_Set task_. Pull out every line below holding the word "Water".
# Start of Supplied data
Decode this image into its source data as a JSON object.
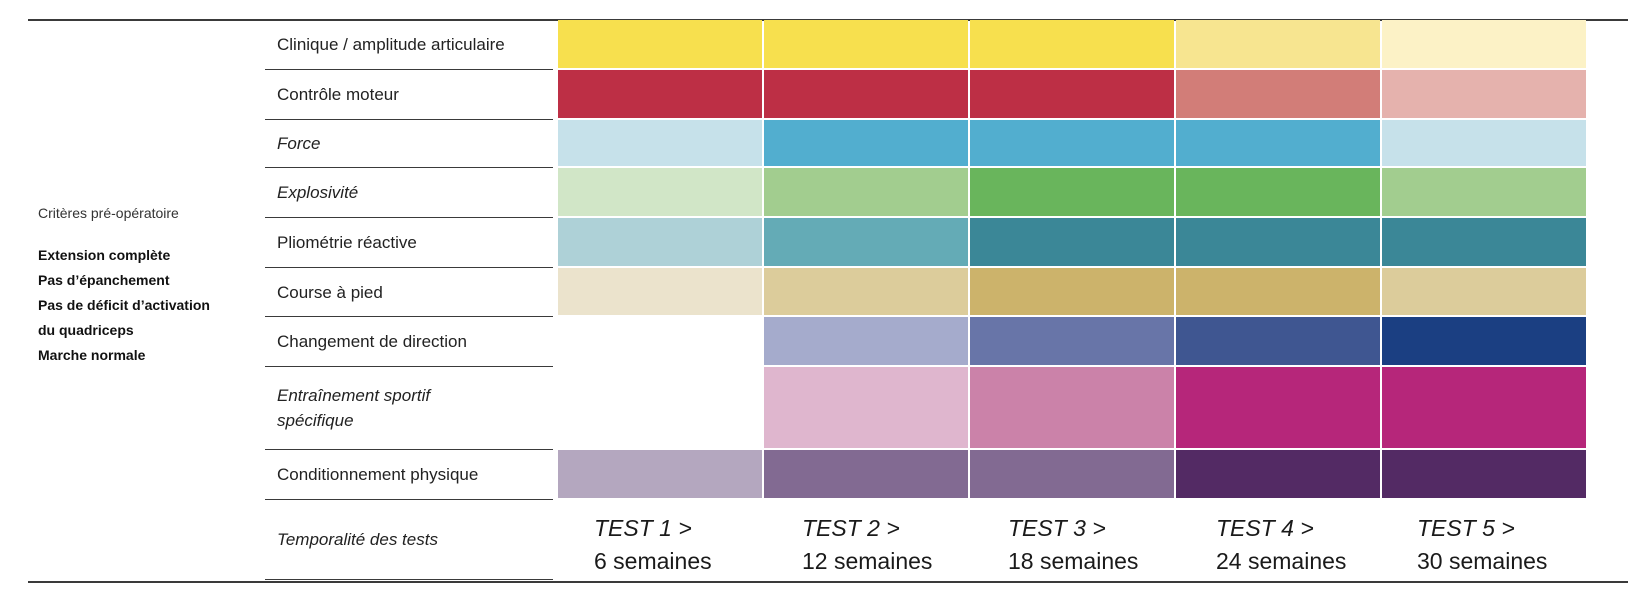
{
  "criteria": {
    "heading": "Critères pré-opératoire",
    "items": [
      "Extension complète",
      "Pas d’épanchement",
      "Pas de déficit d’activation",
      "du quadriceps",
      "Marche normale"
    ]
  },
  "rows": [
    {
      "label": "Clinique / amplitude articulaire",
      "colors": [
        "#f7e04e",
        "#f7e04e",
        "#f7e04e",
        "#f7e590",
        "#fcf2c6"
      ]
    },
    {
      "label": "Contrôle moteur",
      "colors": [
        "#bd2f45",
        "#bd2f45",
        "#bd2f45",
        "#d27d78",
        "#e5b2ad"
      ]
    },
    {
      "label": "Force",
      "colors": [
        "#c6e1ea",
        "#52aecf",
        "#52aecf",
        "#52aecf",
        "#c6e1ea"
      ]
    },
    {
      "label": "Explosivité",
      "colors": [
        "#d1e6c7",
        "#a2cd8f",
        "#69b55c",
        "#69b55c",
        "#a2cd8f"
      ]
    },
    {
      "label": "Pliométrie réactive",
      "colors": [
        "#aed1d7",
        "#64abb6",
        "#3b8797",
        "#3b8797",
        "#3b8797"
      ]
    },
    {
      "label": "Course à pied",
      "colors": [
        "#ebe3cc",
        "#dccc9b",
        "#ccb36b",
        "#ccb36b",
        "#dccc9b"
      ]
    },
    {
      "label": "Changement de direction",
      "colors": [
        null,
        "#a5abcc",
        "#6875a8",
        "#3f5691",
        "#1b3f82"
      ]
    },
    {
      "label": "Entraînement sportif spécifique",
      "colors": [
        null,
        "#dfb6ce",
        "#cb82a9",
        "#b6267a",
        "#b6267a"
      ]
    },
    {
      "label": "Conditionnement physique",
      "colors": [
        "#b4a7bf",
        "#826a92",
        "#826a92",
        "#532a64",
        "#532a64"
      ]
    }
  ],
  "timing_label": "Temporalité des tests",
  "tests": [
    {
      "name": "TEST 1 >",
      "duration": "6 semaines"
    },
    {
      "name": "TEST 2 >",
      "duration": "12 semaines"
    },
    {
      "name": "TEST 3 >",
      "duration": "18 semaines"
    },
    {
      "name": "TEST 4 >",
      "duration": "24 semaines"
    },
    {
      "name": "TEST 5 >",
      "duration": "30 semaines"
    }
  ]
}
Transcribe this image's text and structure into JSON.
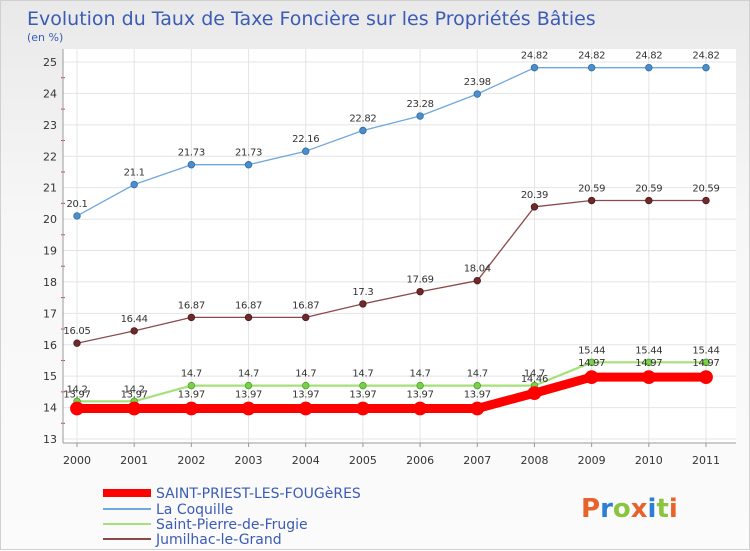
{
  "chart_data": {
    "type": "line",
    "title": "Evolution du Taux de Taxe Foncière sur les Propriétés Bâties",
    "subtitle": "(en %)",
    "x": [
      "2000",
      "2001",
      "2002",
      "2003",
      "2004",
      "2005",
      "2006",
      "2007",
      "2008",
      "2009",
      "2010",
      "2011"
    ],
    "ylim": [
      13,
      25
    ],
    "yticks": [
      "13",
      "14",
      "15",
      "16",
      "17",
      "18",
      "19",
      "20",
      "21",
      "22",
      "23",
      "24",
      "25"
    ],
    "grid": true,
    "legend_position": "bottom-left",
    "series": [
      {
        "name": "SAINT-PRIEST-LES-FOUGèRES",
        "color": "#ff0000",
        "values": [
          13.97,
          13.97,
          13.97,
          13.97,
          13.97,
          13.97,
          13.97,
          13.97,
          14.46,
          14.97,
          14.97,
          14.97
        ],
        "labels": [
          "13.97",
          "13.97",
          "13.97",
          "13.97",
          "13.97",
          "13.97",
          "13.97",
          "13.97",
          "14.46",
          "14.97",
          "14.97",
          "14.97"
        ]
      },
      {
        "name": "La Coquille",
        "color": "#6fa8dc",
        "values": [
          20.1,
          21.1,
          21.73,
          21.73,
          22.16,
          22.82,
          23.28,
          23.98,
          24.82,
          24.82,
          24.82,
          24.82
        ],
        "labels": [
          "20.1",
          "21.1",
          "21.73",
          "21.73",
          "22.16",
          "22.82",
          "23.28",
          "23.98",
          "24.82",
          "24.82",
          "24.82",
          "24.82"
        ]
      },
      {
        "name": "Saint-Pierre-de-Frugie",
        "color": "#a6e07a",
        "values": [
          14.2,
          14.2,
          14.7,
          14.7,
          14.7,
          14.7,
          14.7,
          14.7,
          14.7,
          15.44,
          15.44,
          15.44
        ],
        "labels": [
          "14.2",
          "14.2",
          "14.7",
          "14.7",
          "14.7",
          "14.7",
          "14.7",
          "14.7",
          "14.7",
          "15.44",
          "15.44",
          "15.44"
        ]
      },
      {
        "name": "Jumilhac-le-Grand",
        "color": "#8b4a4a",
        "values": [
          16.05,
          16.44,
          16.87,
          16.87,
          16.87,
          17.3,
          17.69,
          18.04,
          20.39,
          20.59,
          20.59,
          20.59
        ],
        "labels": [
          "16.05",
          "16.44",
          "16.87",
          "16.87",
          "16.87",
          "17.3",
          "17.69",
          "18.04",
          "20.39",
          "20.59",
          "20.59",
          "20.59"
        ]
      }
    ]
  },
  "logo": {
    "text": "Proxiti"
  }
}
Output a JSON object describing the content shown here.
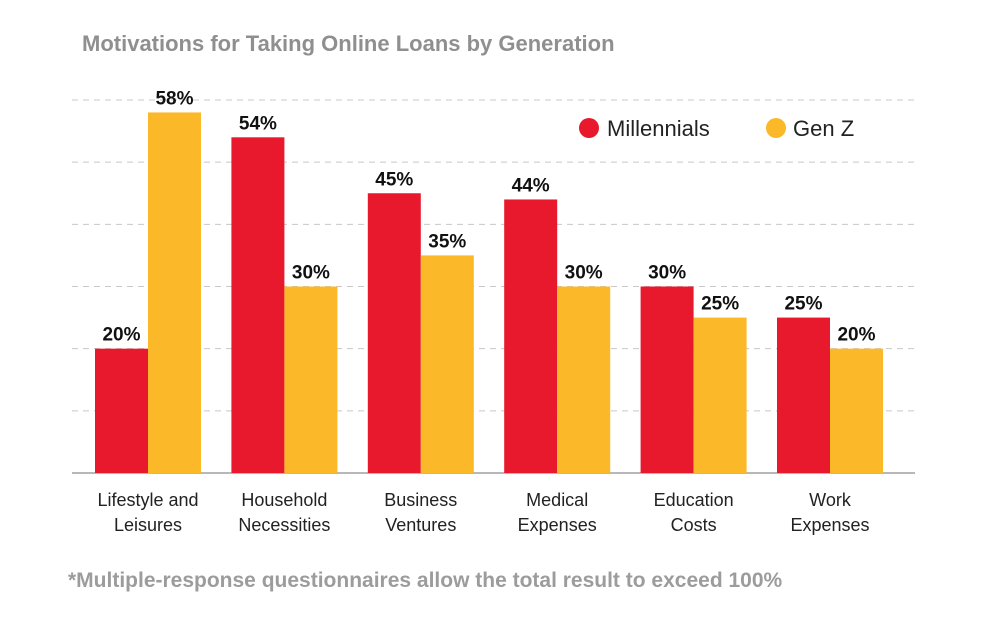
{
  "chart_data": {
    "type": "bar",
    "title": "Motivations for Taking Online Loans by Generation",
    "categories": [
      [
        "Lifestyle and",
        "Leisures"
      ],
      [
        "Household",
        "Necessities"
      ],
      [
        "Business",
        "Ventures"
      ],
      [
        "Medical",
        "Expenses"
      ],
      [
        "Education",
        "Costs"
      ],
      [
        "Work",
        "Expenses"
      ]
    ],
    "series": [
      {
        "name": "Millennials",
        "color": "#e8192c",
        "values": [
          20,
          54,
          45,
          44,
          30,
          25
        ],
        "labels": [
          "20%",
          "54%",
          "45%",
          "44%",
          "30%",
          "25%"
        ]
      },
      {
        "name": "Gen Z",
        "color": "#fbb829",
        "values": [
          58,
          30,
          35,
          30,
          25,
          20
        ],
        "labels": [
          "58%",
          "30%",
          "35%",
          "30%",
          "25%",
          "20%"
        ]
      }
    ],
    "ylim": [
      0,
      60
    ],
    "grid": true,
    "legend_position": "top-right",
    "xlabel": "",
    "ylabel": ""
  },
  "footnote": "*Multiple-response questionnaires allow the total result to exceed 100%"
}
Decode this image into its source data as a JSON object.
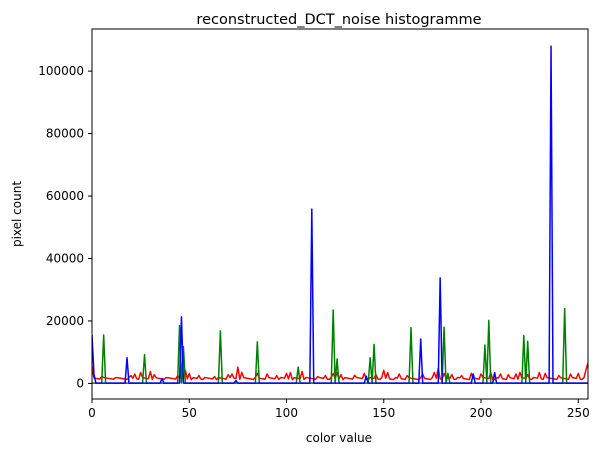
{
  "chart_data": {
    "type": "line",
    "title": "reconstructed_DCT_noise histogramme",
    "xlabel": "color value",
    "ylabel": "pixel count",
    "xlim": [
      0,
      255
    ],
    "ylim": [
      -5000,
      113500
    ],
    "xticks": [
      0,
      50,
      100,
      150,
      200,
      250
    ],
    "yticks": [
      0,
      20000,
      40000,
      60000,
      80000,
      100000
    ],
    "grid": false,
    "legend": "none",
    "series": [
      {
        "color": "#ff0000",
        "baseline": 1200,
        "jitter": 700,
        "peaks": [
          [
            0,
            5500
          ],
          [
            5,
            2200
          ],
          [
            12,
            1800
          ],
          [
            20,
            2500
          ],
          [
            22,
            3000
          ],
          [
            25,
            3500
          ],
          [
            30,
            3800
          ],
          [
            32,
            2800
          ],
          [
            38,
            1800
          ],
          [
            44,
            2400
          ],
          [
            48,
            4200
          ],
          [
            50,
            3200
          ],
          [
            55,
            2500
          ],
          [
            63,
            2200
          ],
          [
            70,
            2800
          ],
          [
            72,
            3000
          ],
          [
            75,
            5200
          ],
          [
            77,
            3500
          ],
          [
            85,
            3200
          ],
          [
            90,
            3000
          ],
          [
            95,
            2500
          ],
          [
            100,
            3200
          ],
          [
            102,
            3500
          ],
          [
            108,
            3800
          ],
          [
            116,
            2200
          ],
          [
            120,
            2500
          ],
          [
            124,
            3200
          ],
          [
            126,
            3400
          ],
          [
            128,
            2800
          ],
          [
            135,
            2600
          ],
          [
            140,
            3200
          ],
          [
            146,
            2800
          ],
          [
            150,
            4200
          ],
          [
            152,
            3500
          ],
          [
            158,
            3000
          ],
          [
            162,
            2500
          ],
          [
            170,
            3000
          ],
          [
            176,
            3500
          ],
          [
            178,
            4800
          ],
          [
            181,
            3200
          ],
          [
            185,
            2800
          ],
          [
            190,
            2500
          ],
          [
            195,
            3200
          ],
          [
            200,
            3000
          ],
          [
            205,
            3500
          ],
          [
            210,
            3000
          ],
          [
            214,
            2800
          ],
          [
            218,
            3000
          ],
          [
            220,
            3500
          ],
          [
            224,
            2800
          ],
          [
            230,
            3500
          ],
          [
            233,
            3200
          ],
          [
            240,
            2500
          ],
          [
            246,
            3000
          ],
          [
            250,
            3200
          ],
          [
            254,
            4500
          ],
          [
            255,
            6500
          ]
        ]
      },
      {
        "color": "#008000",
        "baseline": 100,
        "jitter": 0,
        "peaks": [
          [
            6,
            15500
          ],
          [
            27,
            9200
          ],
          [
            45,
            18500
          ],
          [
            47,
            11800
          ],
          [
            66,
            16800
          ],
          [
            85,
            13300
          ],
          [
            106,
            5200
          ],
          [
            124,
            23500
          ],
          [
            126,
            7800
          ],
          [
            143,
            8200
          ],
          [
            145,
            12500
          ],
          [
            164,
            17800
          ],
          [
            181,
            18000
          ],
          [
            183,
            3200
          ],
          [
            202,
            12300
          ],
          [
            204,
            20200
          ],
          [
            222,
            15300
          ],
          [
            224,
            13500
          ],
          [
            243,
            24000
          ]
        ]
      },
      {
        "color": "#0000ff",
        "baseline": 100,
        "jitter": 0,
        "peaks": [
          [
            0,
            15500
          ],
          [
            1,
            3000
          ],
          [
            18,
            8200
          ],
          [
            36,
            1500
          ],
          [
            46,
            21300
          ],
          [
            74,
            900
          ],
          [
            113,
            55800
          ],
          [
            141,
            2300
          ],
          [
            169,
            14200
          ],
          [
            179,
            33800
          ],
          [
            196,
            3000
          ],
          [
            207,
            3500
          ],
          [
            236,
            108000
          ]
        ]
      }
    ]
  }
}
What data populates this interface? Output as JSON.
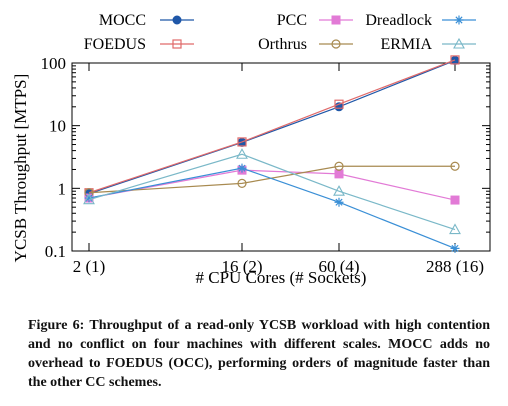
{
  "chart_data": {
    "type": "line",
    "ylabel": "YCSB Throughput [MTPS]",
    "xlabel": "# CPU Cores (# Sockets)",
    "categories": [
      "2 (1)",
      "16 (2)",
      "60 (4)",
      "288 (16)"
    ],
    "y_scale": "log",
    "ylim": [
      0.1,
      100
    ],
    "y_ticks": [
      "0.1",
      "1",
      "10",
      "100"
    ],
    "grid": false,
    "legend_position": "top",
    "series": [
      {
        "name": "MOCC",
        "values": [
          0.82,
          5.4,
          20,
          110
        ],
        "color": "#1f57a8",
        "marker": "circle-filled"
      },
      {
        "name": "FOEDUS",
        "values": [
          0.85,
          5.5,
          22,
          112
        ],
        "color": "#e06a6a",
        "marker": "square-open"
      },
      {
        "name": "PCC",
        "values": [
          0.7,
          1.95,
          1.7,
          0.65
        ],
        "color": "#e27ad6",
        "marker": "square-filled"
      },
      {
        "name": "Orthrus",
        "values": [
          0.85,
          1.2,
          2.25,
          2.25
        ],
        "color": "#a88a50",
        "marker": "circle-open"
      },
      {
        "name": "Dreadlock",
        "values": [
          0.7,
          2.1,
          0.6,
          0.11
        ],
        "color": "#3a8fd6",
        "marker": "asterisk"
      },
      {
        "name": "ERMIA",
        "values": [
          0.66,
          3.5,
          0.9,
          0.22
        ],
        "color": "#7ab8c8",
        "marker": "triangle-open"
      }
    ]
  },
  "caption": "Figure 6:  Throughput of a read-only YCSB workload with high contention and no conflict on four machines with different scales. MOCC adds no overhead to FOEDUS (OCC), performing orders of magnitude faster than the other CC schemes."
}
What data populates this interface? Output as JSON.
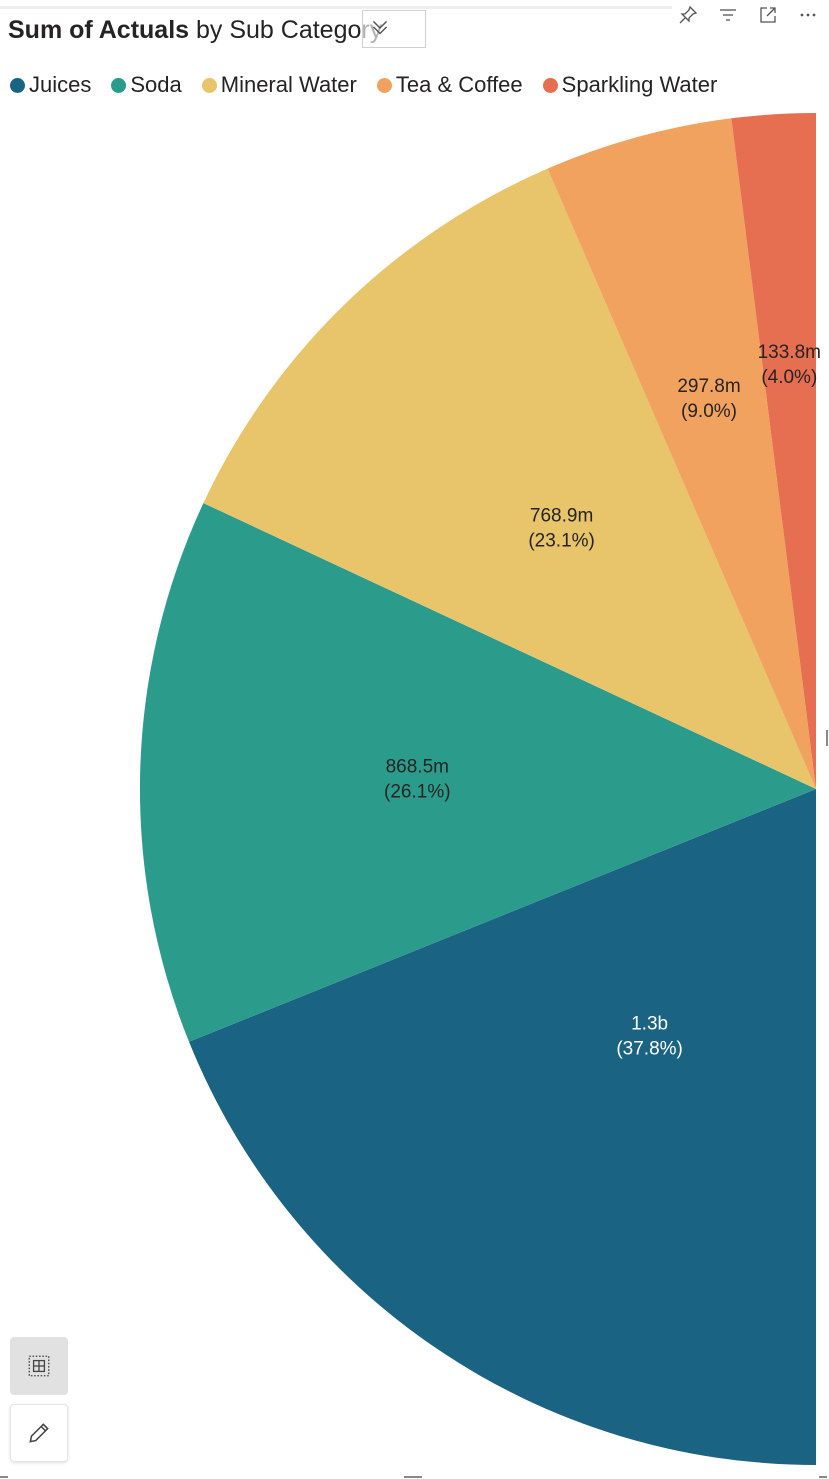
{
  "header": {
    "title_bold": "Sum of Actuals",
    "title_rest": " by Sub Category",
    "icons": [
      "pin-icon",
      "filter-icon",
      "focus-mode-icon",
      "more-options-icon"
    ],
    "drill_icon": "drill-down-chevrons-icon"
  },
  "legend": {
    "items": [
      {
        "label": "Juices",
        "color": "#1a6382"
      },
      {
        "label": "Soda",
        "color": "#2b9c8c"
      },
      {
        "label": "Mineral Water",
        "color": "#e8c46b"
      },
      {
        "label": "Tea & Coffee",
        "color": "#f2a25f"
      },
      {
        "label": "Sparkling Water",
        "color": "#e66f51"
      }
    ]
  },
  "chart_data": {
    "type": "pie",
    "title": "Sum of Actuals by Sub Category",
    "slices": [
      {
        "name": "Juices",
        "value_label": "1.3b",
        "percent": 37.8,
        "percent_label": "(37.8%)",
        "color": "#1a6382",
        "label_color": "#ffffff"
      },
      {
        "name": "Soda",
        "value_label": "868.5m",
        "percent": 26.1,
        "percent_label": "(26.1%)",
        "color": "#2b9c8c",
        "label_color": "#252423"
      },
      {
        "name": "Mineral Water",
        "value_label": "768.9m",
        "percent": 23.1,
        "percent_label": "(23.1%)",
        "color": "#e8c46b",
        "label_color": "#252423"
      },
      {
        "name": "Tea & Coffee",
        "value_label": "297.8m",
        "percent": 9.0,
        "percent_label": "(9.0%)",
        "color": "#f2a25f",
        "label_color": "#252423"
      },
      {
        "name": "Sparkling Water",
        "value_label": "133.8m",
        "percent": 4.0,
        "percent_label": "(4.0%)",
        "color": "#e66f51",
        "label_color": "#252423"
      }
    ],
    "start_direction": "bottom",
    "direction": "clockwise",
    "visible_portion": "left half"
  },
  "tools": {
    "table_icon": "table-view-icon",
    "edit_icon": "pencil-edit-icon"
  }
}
# End of Supplied data
_Task result_.
        "label": "Mineral Water",
        "label": "Sparkling Water",
        "name": "Mineral Water",
        "name": "Sparkling Water",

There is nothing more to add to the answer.